==== Extract provided ====

All The News That's Fit To … Wait. No One Told Us There Would Be Reading Involved.

The New York Times, after months of neglect, has finally weighed in on the debacle that is the Consumer Product Safety Improvement Act of 2008.  The Times' conclusion?  Everything is cool.  The law is vitally necessary.  And worries about what the law will do to small business are completely unfounded.

Last year, Congress passed the Consumer Product Safety Improvement Act, giving new authority and resources to a shockingly understaffed agency. The law has been described, accurately, as providing the safety net that consumers assumed they already had.

Unfortunately, the commission has yet to implement important aspects of the new law. The delay has caused confusion and allowed opponents to foment needless fears that the law could injure smaller enterprises like libraries, resale shops and handmade toy businesses.

My conclusion diverges rather sharply from that of the Times, but it can be expressed in fewer words:  The Times is full of shit.

Either the Times editorial board did not read the law, or they did, and they are lying to their readers.  I suspect that the first option is true.

I have read the law.  The specific worry about what the law will do to smaller enterprises like libraries, resale shops, and handmade toy businesses, as well as any other business producing or selling consumer products primarily intended for children under 12, is that it will bankrupt them by requiring them to test such products for lead and phthalates at ruinous cost.  And it will.

The law contains no exceptions to the testing requirement.  The only exception that the law contains, at all, is that the Consumer Product Safety Commission may

by regulation, exclude a specific product or material from the prohibition in subsection (a) if the Commission, after notice and a hearing, determines on the basis of the best-available, objective, peer-reviewed, scientific evidence that lead in such product or material will neither–

(A) result in the absorption of any lead into the human body, taking into account normal and reasonably foreseeable use and abuse of such product by a child, including swallowing, mouthing, breaking, or other children's activities, and the aging of the product; nor

(B) have any other adverse impact on public health or safety.

==== Data extract ====

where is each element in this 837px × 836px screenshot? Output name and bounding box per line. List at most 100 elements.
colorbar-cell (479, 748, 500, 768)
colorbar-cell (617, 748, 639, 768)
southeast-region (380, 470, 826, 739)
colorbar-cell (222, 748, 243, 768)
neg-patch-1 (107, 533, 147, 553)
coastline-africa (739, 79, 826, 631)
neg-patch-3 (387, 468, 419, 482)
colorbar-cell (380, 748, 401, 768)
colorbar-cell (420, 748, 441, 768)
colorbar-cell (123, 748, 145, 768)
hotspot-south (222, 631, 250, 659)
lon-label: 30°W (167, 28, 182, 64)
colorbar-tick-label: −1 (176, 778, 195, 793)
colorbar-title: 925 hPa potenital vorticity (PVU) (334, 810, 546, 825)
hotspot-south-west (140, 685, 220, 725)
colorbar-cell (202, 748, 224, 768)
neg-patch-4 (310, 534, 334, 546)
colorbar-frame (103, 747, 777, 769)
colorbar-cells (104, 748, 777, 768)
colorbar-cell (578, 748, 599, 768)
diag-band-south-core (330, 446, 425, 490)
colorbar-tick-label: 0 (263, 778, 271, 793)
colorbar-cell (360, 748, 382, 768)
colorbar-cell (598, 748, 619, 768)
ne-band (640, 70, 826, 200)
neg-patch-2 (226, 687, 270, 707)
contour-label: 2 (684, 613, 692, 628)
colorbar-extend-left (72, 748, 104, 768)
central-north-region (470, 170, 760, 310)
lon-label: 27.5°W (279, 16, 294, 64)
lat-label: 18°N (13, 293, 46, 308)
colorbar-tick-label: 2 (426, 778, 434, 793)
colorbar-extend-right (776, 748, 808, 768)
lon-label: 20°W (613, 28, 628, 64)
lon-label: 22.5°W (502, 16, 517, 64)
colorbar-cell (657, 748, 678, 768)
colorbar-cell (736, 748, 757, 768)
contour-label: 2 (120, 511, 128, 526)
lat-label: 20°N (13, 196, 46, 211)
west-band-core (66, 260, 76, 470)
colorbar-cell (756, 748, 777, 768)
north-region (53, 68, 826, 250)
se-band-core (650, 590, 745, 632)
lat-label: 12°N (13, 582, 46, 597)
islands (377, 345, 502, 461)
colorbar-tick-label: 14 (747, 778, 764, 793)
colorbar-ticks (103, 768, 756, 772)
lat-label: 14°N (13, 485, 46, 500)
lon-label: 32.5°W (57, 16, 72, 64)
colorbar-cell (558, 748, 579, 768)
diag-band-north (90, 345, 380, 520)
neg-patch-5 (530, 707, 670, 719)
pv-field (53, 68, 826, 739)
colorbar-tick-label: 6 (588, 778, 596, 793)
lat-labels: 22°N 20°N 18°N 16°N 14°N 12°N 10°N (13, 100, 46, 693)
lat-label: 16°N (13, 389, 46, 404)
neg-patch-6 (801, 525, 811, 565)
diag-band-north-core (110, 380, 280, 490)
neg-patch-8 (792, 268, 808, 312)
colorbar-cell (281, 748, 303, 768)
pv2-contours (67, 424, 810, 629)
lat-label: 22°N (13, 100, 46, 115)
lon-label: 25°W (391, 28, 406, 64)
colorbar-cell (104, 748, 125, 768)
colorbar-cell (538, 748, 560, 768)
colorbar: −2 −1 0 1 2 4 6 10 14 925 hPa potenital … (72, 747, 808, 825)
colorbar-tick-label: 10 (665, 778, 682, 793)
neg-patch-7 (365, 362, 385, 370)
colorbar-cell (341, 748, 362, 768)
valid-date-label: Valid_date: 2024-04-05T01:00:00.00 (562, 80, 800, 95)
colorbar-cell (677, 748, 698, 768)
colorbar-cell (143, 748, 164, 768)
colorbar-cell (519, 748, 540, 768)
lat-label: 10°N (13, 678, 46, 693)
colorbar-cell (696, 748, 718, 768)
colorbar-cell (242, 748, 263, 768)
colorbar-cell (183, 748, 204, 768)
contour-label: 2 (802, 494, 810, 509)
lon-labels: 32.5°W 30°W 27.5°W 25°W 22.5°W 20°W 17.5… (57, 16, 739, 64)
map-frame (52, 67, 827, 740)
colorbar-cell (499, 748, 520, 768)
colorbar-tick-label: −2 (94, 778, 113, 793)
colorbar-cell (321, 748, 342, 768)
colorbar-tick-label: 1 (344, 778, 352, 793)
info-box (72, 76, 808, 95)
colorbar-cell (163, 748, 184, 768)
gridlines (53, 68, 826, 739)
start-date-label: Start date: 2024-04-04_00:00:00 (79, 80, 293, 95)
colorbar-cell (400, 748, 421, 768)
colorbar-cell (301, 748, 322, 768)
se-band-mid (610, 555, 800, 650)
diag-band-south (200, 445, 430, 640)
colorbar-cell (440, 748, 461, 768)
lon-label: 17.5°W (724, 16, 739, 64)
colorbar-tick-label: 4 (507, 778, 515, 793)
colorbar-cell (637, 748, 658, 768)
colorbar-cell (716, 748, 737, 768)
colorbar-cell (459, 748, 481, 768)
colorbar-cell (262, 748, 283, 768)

====

_What you are asked to do_
Reproduce the post about the product safety law in full, word for word. Rely only on the post about the product safety law, not on the data.

_Output for this task_
All The News That's Fit To … Wait. No One Told Us There Would Be Reading Involved.

The New York Times, after months of neglect, has finally weighed in on the debacle that is the Consumer Product Safety Improvement Act of 2008.  The Times' conclusion?  Everything is cool.  The law is vitally necessary.  And worries about what the law will do to small business are completely unfounded.

Last year, Congress passed the Consumer Product Safety Improvement Act, giving new authority and resources to a shockingly understaffed agency. The law has been described, accurately, as providing the safety net that consumers assumed they already had.

Unfortunately, the commission has yet to implement important aspects of the new law. The delay has caused confusion and allowed opponents to foment needless fears that the law could injure smaller enterprises like libraries, resale shops and handmade toy businesses.

My conclusion diverges rather sharply from that of the Times, but it can be expressed in fewer words:  The Times is full of shit.

Either the Times editorial board did not read the law, or they did, and they are lying to their readers.  I suspect that the first option is true.

I have read the law.  The specific worry about what the law will do to smaller enterprises like libraries, resale shops, and handmade toy businesses, as well as any other business producing or selling consumer products primarily intended for children under 12, is that it will bankrupt them by requiring them to test such products for lead and phthalates at ruinous cost.  And it will.

The law contains no exceptions to the testing requirement.  The only exception that the law contains, at all, is that the Consumer Product Safety Commission may

by regulation, exclude a specific product or material from the prohibition in subsection (a) if the Commission, after notice and a hearing, determines on the basis of the best-available, objective, peer-reviewed, scientific evidence that lead in such product or material will neither–

(A) result in the absorption of any lead into the human body, taking into account normal and reasonably foreseeable use and abuse of such product by a child, including swallowing, mouthing, breaking, or other children's activities, and the aging of the product; nor

(B) have any other adverse impact on public health or safety.